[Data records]
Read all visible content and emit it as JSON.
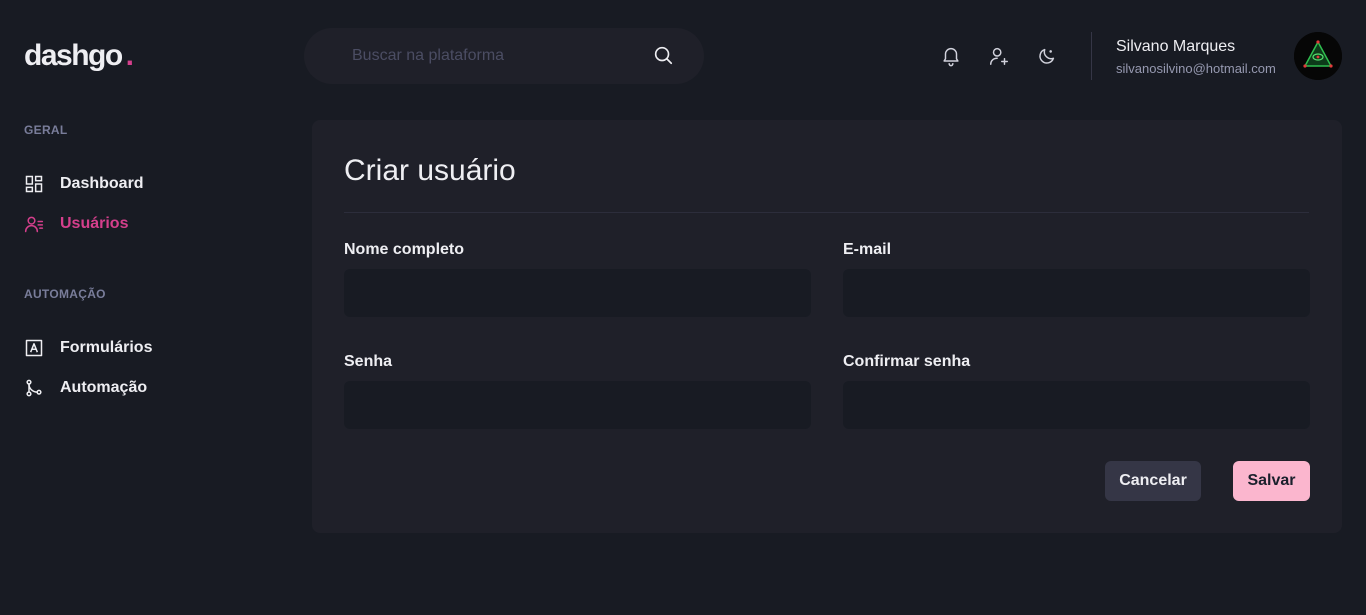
{
  "brand": {
    "name": "dashgo",
    "dot": ".",
    "accent_color": "#d53f8c"
  },
  "search": {
    "placeholder": "Buscar na plataforma",
    "value": "",
    "icon": "search-icon"
  },
  "header": {
    "icons": [
      "bell-icon",
      "user-add-icon",
      "moon-icon"
    ],
    "user": {
      "name": "Silvano Marques",
      "email": "silvanosilvino@hotmail.com"
    }
  },
  "sidebar": {
    "sections": [
      {
        "title": "GERAL",
        "items": [
          {
            "label": "Dashboard",
            "icon": "dashboard-icon",
            "active": false
          },
          {
            "label": "Usuários",
            "icon": "users-icon",
            "active": true
          }
        ]
      },
      {
        "title": "AUTOMAÇÃO",
        "items": [
          {
            "label": "Formulários",
            "icon": "form-icon",
            "active": false
          },
          {
            "label": "Automação",
            "icon": "git-merge-icon",
            "active": false
          }
        ]
      }
    ]
  },
  "form": {
    "title": "Criar usuário",
    "fields": {
      "name": {
        "label": "Nome completo",
        "value": ""
      },
      "email": {
        "label": "E-mail",
        "value": ""
      },
      "password": {
        "label": "Senha",
        "value": ""
      },
      "password_confirmation": {
        "label": "Confirmar senha",
        "value": ""
      }
    },
    "actions": {
      "cancel": "Cancelar",
      "save": "Salvar"
    }
  },
  "colors": {
    "background": "#181b23",
    "card": "#1f2029",
    "text": "#eeeef2",
    "muted": "#797d9a",
    "save_button": "#fbb6ce",
    "cancel_button": "#353646"
  }
}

* _Your objective_
Every line above should be repeated exactly; pictures stay out of the copy.

* _Solved problem_
Read all visible content and emit it as JSON.
{
  "brand": {
    "name": "dashgo",
    "dot": ".",
    "accent_color": "#d53f8c"
  },
  "search": {
    "placeholder": "Buscar na plataforma",
    "value": "",
    "icon": "search-icon"
  },
  "header": {
    "icons": [
      "bell-icon",
      "user-add-icon",
      "moon-icon"
    ],
    "user": {
      "name": "Silvano Marques",
      "email": "silvanosilvino@hotmail.com"
    }
  },
  "sidebar": {
    "sections": [
      {
        "title": "GERAL",
        "items": [
          {
            "label": "Dashboard",
            "icon": "dashboard-icon",
            "active": false
          },
          {
            "label": "Usuários",
            "icon": "users-icon",
            "active": true
          }
        ]
      },
      {
        "title": "AUTOMAÇÃO",
        "items": [
          {
            "label": "Formulários",
            "icon": "form-icon",
            "active": false
          },
          {
            "label": "Automação",
            "icon": "git-merge-icon",
            "active": false
          }
        ]
      }
    ]
  },
  "form": {
    "title": "Criar usuário",
    "fields": {
      "name": {
        "label": "Nome completo",
        "value": ""
      },
      "email": {
        "label": "E-mail",
        "value": ""
      },
      "password": {
        "label": "Senha",
        "value": ""
      },
      "password_confirmation": {
        "label": "Confirmar senha",
        "value": ""
      }
    },
    "actions": {
      "cancel": "Cancelar",
      "save": "Salvar"
    }
  },
  "colors": {
    "background": "#181b23",
    "card": "#1f2029",
    "text": "#eeeef2",
    "muted": "#797d9a",
    "save_button": "#fbb6ce",
    "cancel_button": "#353646"
  }
}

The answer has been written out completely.